Could you output each line of the data that follows exactly?
--- start INPUT DATA ---
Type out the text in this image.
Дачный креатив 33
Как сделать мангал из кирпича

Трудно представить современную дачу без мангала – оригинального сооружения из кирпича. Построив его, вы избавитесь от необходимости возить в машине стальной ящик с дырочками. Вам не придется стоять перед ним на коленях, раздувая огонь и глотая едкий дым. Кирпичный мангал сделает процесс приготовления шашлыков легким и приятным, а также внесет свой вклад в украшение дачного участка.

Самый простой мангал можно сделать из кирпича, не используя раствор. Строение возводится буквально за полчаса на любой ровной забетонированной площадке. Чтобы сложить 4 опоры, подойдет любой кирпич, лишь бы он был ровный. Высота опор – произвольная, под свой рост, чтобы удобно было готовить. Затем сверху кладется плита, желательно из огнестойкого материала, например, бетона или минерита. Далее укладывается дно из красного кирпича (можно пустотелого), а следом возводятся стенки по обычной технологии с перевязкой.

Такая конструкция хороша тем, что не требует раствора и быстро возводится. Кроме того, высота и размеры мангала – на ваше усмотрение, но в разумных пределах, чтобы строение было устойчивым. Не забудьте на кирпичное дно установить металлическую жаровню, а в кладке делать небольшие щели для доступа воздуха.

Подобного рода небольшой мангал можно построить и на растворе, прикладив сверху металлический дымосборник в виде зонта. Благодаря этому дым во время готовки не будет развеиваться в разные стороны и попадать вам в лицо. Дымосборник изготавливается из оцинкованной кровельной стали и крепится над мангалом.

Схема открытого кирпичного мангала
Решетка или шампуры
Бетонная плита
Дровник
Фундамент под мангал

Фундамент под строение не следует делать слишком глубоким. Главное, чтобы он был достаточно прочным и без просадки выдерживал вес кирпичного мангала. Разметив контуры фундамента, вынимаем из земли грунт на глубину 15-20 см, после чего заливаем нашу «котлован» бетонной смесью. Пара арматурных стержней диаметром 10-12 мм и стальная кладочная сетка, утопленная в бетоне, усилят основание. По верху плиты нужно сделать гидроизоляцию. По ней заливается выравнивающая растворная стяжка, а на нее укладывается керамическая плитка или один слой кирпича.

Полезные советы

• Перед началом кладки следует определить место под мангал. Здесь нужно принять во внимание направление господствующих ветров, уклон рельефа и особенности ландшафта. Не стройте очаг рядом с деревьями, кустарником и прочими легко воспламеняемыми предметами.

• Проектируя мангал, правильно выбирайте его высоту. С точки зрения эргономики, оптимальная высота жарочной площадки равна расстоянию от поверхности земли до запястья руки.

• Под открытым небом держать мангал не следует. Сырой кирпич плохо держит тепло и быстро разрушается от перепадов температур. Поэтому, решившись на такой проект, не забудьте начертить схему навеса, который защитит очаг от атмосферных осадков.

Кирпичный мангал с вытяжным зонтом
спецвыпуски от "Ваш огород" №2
--- end INPUT DATA ---
**EXERCISE SOLUTION:**
Type out the text in this image.
Дачный креатив 33
Как сделать мангал из кирпича

Трудно представить современную дачу без мангала – оригинального сооружения из кирпича. Построив его, вы избавитесь от необходимости возить в машине стальной ящик с дырочками. Вам не придется стоять перед ним на коленях, раздувая огонь и глотая едкий дым. Кирпичный мангал сделает процесс приготовления шашлыков легким и приятным, а также внесет свой вклад в украшение дачного участка.

Самый простой мангал можно сделать из кирпича, не используя раствор. Строение возводится буквально за полчаса на любой ровной забетонированной площадке. Чтобы сложить 4 опоры, подойдет любой кирпич, лишь бы он был ровный. Высота опор – произвольная, под свой рост, чтобы удобно было готовить. Затем сверху кладется плита, желательно из огнестойкого материала, например, бетона или минерита. Далее укладывается дно из красного кирпича (можно пустотелого), а следом возводятся стенки по обычной технологии с перевязкой.

Такая конструкция хороша тем, что не требует раствора и быстро возводится. Кроме того, высота и размеры мангала – на ваше усмотрение, но в разумных пределах, чтобы строение было устойчивым. Не забудьте на кирпичное дно установить металлическую жаровню, а в кладке делать небольшие щели для доступа воздуха.

Подобного рода небольшой мангал можно построить и на растворе, прикладив сверху металлический дымосборник в виде зонта. Благодаря этому дым во время готовки не будет развеиваться в разные стороны и попадать вам в лицо. Дымосборник изготавливается из оцинкованной кровельной стали и крепится над мангалом.

Схема открытого кирпичного мангала
Решетка или шампуры
Бетонная плита
Дровник
Фундамент под мангал

Фундамент под строение не следует делать слишком глубоким. Главное, чтобы он был достаточно прочным и без просадки выдерживал вес кирпичного мангала. Разметив контуры фундамента, вынимаем из земли грунт на глубину 15-20 см, после чего заливаем нашу «котлован» бетонной смесью. Пара арматурных стержней диаметром 10-12 мм и стальная кладочная сетка, утопленная в бетоне, усилят основание. По верху плиты нужно сделать гидроизоляцию. По ней заливается выравнивающая растворная стяжка, а на нее укладывается керамическая плитка или один слой кирпича.

Полезные советы

• Перед началом кладки следует определить место под мангал. Здесь нужно принять во внимание направление господствующих ветров, уклон рельефа и особенности ландшафта. Не стройте очаг рядом с деревьями, кустарником и прочими легко воспламеняемыми предметами.

• Проектируя мангал, правильно выбирайте его высоту. С точки зрения эргономики, оптимальная высота жарочной площадки равна расстоянию от поверхности земли до запястья руки.

• Под открытым небом держать мангал не следует. Сырой кирпич плохо держит тепло и быстро разрушается от перепадов температур. Поэтому, решившись на такой проект, не забудьте начертить схему навеса, который защитит очаг от атмосферных осадков.

Кирпичный мангал с вытяжным зонтом
спецвыпуски от "Ваш огород" №2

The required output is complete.